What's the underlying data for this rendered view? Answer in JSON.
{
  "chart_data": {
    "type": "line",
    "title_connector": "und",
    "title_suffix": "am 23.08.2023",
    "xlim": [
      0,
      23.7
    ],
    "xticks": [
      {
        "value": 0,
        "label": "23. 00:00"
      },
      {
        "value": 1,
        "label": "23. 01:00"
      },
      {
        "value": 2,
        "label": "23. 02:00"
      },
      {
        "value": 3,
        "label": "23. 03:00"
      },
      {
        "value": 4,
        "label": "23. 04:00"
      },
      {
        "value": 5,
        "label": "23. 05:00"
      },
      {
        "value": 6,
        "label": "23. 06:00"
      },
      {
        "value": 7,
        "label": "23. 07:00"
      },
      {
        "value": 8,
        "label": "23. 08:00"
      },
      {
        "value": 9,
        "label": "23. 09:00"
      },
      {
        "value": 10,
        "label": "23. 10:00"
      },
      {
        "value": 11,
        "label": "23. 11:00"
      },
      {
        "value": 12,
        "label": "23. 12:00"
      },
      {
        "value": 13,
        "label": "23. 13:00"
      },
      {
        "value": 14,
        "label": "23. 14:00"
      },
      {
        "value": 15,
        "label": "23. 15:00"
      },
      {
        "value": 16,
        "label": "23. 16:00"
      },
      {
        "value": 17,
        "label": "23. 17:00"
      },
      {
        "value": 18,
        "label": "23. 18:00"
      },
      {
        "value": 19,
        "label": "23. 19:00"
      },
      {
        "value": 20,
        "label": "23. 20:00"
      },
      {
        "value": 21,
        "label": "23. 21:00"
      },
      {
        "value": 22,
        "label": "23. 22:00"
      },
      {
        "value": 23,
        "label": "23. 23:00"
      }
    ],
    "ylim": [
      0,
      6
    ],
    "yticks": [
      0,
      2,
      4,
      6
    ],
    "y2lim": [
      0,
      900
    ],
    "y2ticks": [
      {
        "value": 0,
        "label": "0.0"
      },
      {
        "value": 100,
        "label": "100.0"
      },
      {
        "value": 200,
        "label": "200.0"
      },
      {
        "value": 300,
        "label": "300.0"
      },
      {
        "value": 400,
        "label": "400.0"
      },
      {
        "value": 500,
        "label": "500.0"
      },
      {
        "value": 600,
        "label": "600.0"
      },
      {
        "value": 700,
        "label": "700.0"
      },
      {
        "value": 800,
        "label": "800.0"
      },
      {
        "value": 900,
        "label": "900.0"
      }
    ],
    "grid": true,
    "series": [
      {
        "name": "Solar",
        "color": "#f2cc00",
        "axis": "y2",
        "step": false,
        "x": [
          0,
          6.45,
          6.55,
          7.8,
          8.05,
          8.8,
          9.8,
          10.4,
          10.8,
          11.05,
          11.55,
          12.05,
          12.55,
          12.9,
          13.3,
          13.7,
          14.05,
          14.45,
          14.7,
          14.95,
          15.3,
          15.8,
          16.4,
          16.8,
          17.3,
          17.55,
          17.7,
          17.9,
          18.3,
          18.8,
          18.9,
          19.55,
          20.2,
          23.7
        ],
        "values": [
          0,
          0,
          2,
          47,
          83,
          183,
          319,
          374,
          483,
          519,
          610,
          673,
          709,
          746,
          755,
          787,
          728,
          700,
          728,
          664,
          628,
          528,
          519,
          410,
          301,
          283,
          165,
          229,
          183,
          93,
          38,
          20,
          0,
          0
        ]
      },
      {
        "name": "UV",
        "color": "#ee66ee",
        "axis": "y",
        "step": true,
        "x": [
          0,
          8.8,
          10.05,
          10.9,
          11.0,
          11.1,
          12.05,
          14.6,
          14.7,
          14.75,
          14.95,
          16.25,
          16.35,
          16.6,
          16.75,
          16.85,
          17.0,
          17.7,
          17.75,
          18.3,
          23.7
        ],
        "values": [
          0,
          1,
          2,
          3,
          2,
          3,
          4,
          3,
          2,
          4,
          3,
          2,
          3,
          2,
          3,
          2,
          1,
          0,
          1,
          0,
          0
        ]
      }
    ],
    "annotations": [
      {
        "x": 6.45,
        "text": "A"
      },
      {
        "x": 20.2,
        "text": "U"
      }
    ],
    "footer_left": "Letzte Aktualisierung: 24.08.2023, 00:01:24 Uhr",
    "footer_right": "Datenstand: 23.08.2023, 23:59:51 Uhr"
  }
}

REQUIRED WORK – Write out every entry exactly as given.

TASK OUTPUT –
What's the underlying data for this rendered view? Answer in JSON.
{
  "chart_data": {
    "type": "line",
    "title_connector": "und",
    "title_suffix": "am 23.08.2023",
    "xlim": [
      0,
      23.7
    ],
    "xticks": [
      {
        "value": 0,
        "label": "23. 00:00"
      },
      {
        "value": 1,
        "label": "23. 01:00"
      },
      {
        "value": 2,
        "label": "23. 02:00"
      },
      {
        "value": 3,
        "label": "23. 03:00"
      },
      {
        "value": 4,
        "label": "23. 04:00"
      },
      {
        "value": 5,
        "label": "23. 05:00"
      },
      {
        "value": 6,
        "label": "23. 06:00"
      },
      {
        "value": 7,
        "label": "23. 07:00"
      },
      {
        "value": 8,
        "label": "23. 08:00"
      },
      {
        "value": 9,
        "label": "23. 09:00"
      },
      {
        "value": 10,
        "label": "23. 10:00"
      },
      {
        "value": 11,
        "label": "23. 11:00"
      },
      {
        "value": 12,
        "label": "23. 12:00"
      },
      {
        "value": 13,
        "label": "23. 13:00"
      },
      {
        "value": 14,
        "label": "23. 14:00"
      },
      {
        "value": 15,
        "label": "23. 15:00"
      },
      {
        "value": 16,
        "label": "23. 16:00"
      },
      {
        "value": 17,
        "label": "23. 17:00"
      },
      {
        "value": 18,
        "label": "23. 18:00"
      },
      {
        "value": 19,
        "label": "23. 19:00"
      },
      {
        "value": 20,
        "label": "23. 20:00"
      },
      {
        "value": 21,
        "label": "23. 21:00"
      },
      {
        "value": 22,
        "label": "23. 22:00"
      },
      {
        "value": 23,
        "label": "23. 23:00"
      }
    ],
    "ylim": [
      0,
      6
    ],
    "yticks": [
      0,
      2,
      4,
      6
    ],
    "y2lim": [
      0,
      900
    ],
    "y2ticks": [
      {
        "value": 0,
        "label": "0.0"
      },
      {
        "value": 100,
        "label": "100.0"
      },
      {
        "value": 200,
        "label": "200.0"
      },
      {
        "value": 300,
        "label": "300.0"
      },
      {
        "value": 400,
        "label": "400.0"
      },
      {
        "value": 500,
        "label": "500.0"
      },
      {
        "value": 600,
        "label": "600.0"
      },
      {
        "value": 700,
        "label": "700.0"
      },
      {
        "value": 800,
        "label": "800.0"
      },
      {
        "value": 900,
        "label": "900.0"
      }
    ],
    "grid": true,
    "series": [
      {
        "name": "Solar",
        "color": "#f2cc00",
        "axis": "y2",
        "step": false,
        "x": [
          0,
          6.45,
          6.55,
          7.8,
          8.05,
          8.8,
          9.8,
          10.4,
          10.8,
          11.05,
          11.55,
          12.05,
          12.55,
          12.9,
          13.3,
          13.7,
          14.05,
          14.45,
          14.7,
          14.95,
          15.3,
          15.8,
          16.4,
          16.8,
          17.3,
          17.55,
          17.7,
          17.9,
          18.3,
          18.8,
          18.9,
          19.55,
          20.2,
          23.7
        ],
        "values": [
          0,
          0,
          2,
          47,
          83,
          183,
          319,
          374,
          483,
          519,
          610,
          673,
          709,
          746,
          755,
          787,
          728,
          700,
          728,
          664,
          628,
          528,
          519,
          410,
          301,
          283,
          165,
          229,
          183,
          93,
          38,
          20,
          0,
          0
        ]
      },
      {
        "name": "UV",
        "color": "#ee66ee",
        "axis": "y",
        "step": true,
        "x": [
          0,
          8.8,
          10.05,
          10.9,
          11.0,
          11.1,
          12.05,
          14.6,
          14.7,
          14.75,
          14.95,
          16.25,
          16.35,
          16.6,
          16.75,
          16.85,
          17.0,
          17.7,
          17.75,
          18.3,
          23.7
        ],
        "values": [
          0,
          1,
          2,
          3,
          2,
          3,
          4,
          3,
          2,
          4,
          3,
          2,
          3,
          2,
          3,
          2,
          1,
          0,
          1,
          0,
          0
        ]
      }
    ],
    "annotations": [
      {
        "x": 6.45,
        "text": "A"
      },
      {
        "x": 20.2,
        "text": "U"
      }
    ],
    "footer_left": "Letzte Aktualisierung: 24.08.2023, 00:01:24 Uhr",
    "footer_right": "Datenstand: 23.08.2023, 23:59:51 Uhr"
  }
}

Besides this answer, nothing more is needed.